Restate the data below word for word. Skip any images it contains.
+--
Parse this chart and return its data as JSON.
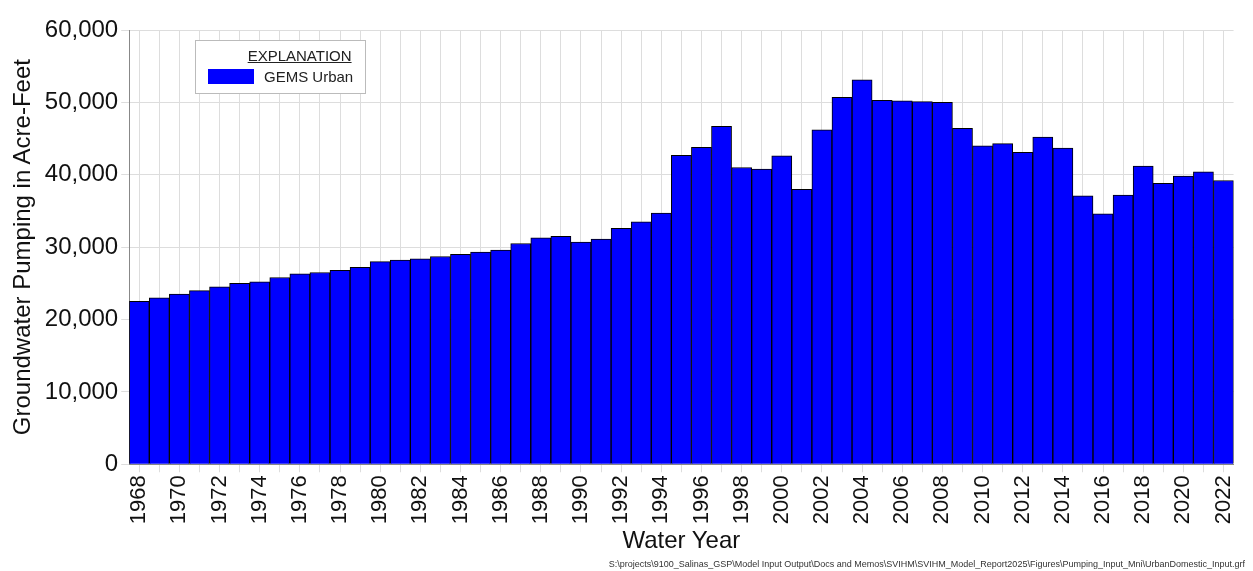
{
  "chart_data": {
    "type": "bar",
    "xlabel": "Water Year",
    "ylabel": "Groundwater Pumping in Acre-Feet",
    "legend_title": "EXPLANATION",
    "categories": [
      "1968",
      null,
      "1970",
      null,
      "1972",
      null,
      "1974",
      null,
      "1976",
      null,
      "1978",
      null,
      "1980",
      null,
      "1982",
      null,
      "1984",
      null,
      "1986",
      null,
      "1988",
      null,
      "1990",
      null,
      "1992",
      null,
      "1994",
      null,
      "1996",
      null,
      "1998",
      null,
      "2000",
      null,
      "2002",
      null,
      "2004",
      null,
      "2006",
      null,
      "2008",
      null,
      "2010",
      null,
      "2012",
      null,
      "2014",
      null,
      "2016",
      null,
      "2018",
      null,
      "2020",
      null,
      "2022"
    ],
    "series": [
      {
        "name": "GEMS Urban",
        "color": "#0000ff",
        "values": [
          22500,
          23000,
          23500,
          24000,
          24500,
          25000,
          25200,
          25800,
          26300,
          26500,
          26800,
          27200,
          28000,
          28200,
          28400,
          28700,
          29000,
          29300,
          29600,
          30500,
          31300,
          31500,
          30700,
          31100,
          32600,
          33500,
          34700,
          42700,
          43800,
          46700,
          41000,
          40800,
          42600,
          38000,
          46200,
          50700,
          53100,
          50300,
          50200,
          50100,
          50000,
          46400,
          44000,
          44300,
          43100,
          45200,
          43700,
          37100,
          34600,
          37200,
          41200,
          38800,
          39800,
          40400,
          39200
        ]
      }
    ],
    "ylim": [
      0,
      60000
    ],
    "yticks": [
      {
        "value": 0,
        "label": "0"
      },
      {
        "value": 10000,
        "label": "10,000"
      },
      {
        "value": 20000,
        "label": "20,000"
      },
      {
        "value": 30000,
        "label": "30,000"
      },
      {
        "value": 40000,
        "label": "40,000"
      },
      {
        "value": 50000,
        "label": "50,000"
      },
      {
        "value": 60000,
        "label": "60,000"
      }
    ],
    "grid": true,
    "legend": "top left",
    "annotations": [
      "S:\\projects\\9100_Salinas_GSP\\Model Input Output\\Docs and Memos\\SVIHM\\SVIHM_Model_Report2025\\Figures\\Pumping_Input_Mni\\UrbanDomestic_Input.grf"
    ]
  }
}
+--
Written response »
Parse this chart and return its data as JSON.
{
  "chart_data": {
    "type": "bar",
    "xlabel": "Water Year",
    "ylabel": "Groundwater Pumping in Acre-Feet",
    "legend_title": "EXPLANATION",
    "categories": [
      "1968",
      null,
      "1970",
      null,
      "1972",
      null,
      "1974",
      null,
      "1976",
      null,
      "1978",
      null,
      "1980",
      null,
      "1982",
      null,
      "1984",
      null,
      "1986",
      null,
      "1988",
      null,
      "1990",
      null,
      "1992",
      null,
      "1994",
      null,
      "1996",
      null,
      "1998",
      null,
      "2000",
      null,
      "2002",
      null,
      "2004",
      null,
      "2006",
      null,
      "2008",
      null,
      "2010",
      null,
      "2012",
      null,
      "2014",
      null,
      "2016",
      null,
      "2018",
      null,
      "2020",
      null,
      "2022"
    ],
    "series": [
      {
        "name": "GEMS Urban",
        "color": "#0000ff",
        "values": [
          22500,
          23000,
          23500,
          24000,
          24500,
          25000,
          25200,
          25800,
          26300,
          26500,
          26800,
          27200,
          28000,
          28200,
          28400,
          28700,
          29000,
          29300,
          29600,
          30500,
          31300,
          31500,
          30700,
          31100,
          32600,
          33500,
          34700,
          42700,
          43800,
          46700,
          41000,
          40800,
          42600,
          38000,
          46200,
          50700,
          53100,
          50300,
          50200,
          50100,
          50000,
          46400,
          44000,
          44300,
          43100,
          45200,
          43700,
          37100,
          34600,
          37200,
          41200,
          38800,
          39800,
          40400,
          39200
        ]
      }
    ],
    "ylim": [
      0,
      60000
    ],
    "yticks": [
      {
        "value": 0,
        "label": "0"
      },
      {
        "value": 10000,
        "label": "10,000"
      },
      {
        "value": 20000,
        "label": "20,000"
      },
      {
        "value": 30000,
        "label": "30,000"
      },
      {
        "value": 40000,
        "label": "40,000"
      },
      {
        "value": 50000,
        "label": "50,000"
      },
      {
        "value": 60000,
        "label": "60,000"
      }
    ],
    "grid": true,
    "legend": "top left",
    "annotations": [
      "S:\\projects\\9100_Salinas_GSP\\Model Input Output\\Docs and Memos\\SVIHM\\SVIHM_Model_Report2025\\Figures\\Pumping_Input_Mni\\UrbanDomestic_Input.grf"
    ]
  }
}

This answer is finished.